[Stored data]
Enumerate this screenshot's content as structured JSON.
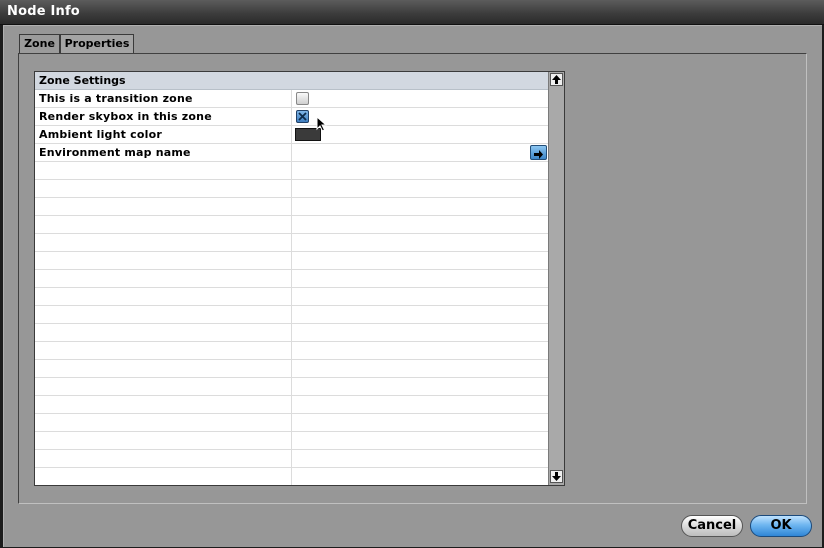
{
  "window": {
    "title": "Node Info"
  },
  "tabs": [
    {
      "label": "Zone",
      "active": true
    },
    {
      "label": "Properties",
      "active": false
    }
  ],
  "grid": {
    "header": "Zone Settings",
    "rows": [
      {
        "label": "This is a transition zone",
        "control": "checkbox",
        "checked": false
      },
      {
        "label": "Render skybox in this zone",
        "control": "checkbox",
        "checked": true
      },
      {
        "label": "Ambient light color",
        "control": "color-swatch",
        "color": "#3a3a3a"
      },
      {
        "label": "Environment map name",
        "control": "browse-button",
        "value": ""
      }
    ],
    "scroll_up_icon": "arrow-up-icon",
    "scroll_down_icon": "arrow-down-icon"
  },
  "buttons": {
    "cancel": "Cancel",
    "ok": "OK"
  },
  "colors": {
    "accent": "#3d86c7",
    "panel": "#979797",
    "header": "#d2d8e0"
  }
}
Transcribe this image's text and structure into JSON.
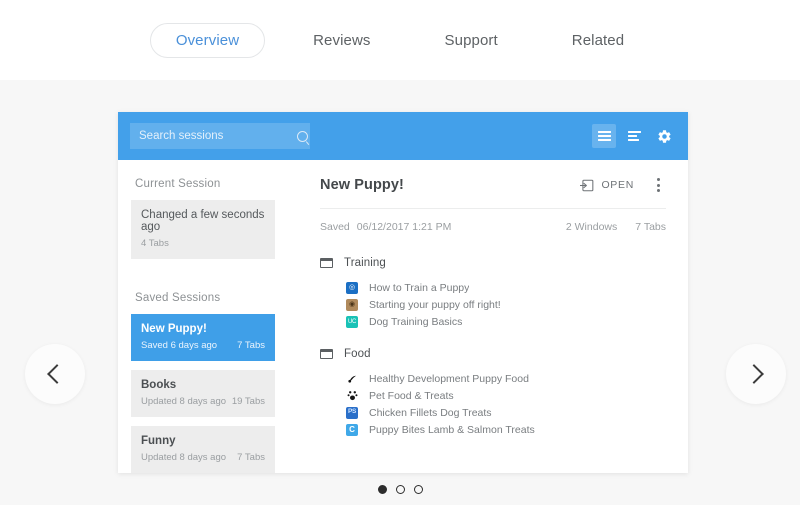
{
  "theme": {
    "accent_blue": "#43a0ea",
    "selected_blue": "#3f9fe8",
    "page_bg": "#f7f7f7",
    "card_bg": "#ededed"
  },
  "nav": {
    "tabs": [
      {
        "label": "Overview",
        "active": true
      },
      {
        "label": "Reviews",
        "active": false
      },
      {
        "label": "Support",
        "active": false
      },
      {
        "label": "Related",
        "active": false
      }
    ]
  },
  "carousel": {
    "prev_icon": "chevron-left-icon",
    "next_icon": "chevron-right-icon",
    "dots": [
      {
        "active": true
      },
      {
        "active": false
      },
      {
        "active": false
      }
    ]
  },
  "app": {
    "header": {
      "search": {
        "placeholder": "Search sessions",
        "value": "",
        "icon": "search-icon"
      },
      "actions": [
        {
          "name": "view-compact-icon",
          "active": true
        },
        {
          "name": "view-list-icon",
          "active": false
        },
        {
          "name": "gear-icon",
          "active": false
        }
      ]
    },
    "sidebar": {
      "current_session_label": "Current Session",
      "current_session": {
        "title": "Changed a few seconds ago",
        "tabs": "4 Tabs"
      },
      "saved_sessions_label": "Saved Sessions",
      "saved_sessions": [
        {
          "title": "New Puppy!",
          "subtitle": "Saved 6 days ago",
          "tabs": "7 Tabs",
          "selected": true
        },
        {
          "title": "Books",
          "subtitle": "Updated 8 days ago",
          "tabs": "19 Tabs",
          "selected": false
        },
        {
          "title": "Funny",
          "subtitle": "Updated 8 days ago",
          "tabs": "7 Tabs",
          "selected": false
        }
      ]
    },
    "detail": {
      "title": "New Puppy!",
      "open_label": "OPEN",
      "open_icon": "open-in-app-icon",
      "menu_icon": "kebab-menu-icon",
      "saved_word": "Saved",
      "saved_timestamp": "06/12/2017 1:21 PM",
      "windows_count": "2 Windows",
      "tabs_count": "7 Tabs",
      "groups": [
        {
          "name": "Training",
          "icon": "browser-window-icon",
          "tabs": [
            {
              "title": "How to Train a Puppy",
              "favicon": "blue-circle-favicon",
              "fav_bg": "#1b6fc4",
              "fav_fg": "#ffffff",
              "fav_text": "○"
            },
            {
              "title": "Starting your puppy off right!",
              "favicon": "brown-square-favicon",
              "fav_bg": "#a87b4c",
              "fav_fg": "#3b2a18",
              "fav_text": "◉"
            },
            {
              "title": "Dog Training Basics",
              "favicon": "teal-letters-favicon",
              "fav_bg": "#17c0b4",
              "fav_fg": "#ffffff",
              "fav_text": "UC"
            }
          ]
        },
        {
          "name": "Food",
          "icon": "browser-window-icon",
          "tabs": [
            {
              "title": "Healthy Development Puppy Food",
              "favicon": "black-paw-favicon",
              "fav_bg": "#ffffff",
              "fav_fg": "#1d1d1d",
              "fav_text": "◢"
            },
            {
              "title": "Pet Food & Treats",
              "favicon": "black-pet-favicon",
              "fav_bg": "#ffffff",
              "fav_fg": "#1d1d1d",
              "fav_text": "☘"
            },
            {
              "title": "Chicken Fillets Dog Treats",
              "favicon": "blue-ps-favicon",
              "fav_bg": "#2a6fc9",
              "fav_fg": "#ffffff",
              "fav_text": "PS"
            },
            {
              "title": "Puppy Bites Lamb & Salmon Treats",
              "favicon": "blue-c-favicon",
              "fav_bg": "#3fa8e8",
              "fav_fg": "#ffffff",
              "fav_text": "C"
            }
          ]
        }
      ]
    }
  }
}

**WHAT YOU HAVE TO DO:**
Provide the number of lines containing the string "true", with no other output.

**FULL SOLUTION:**
6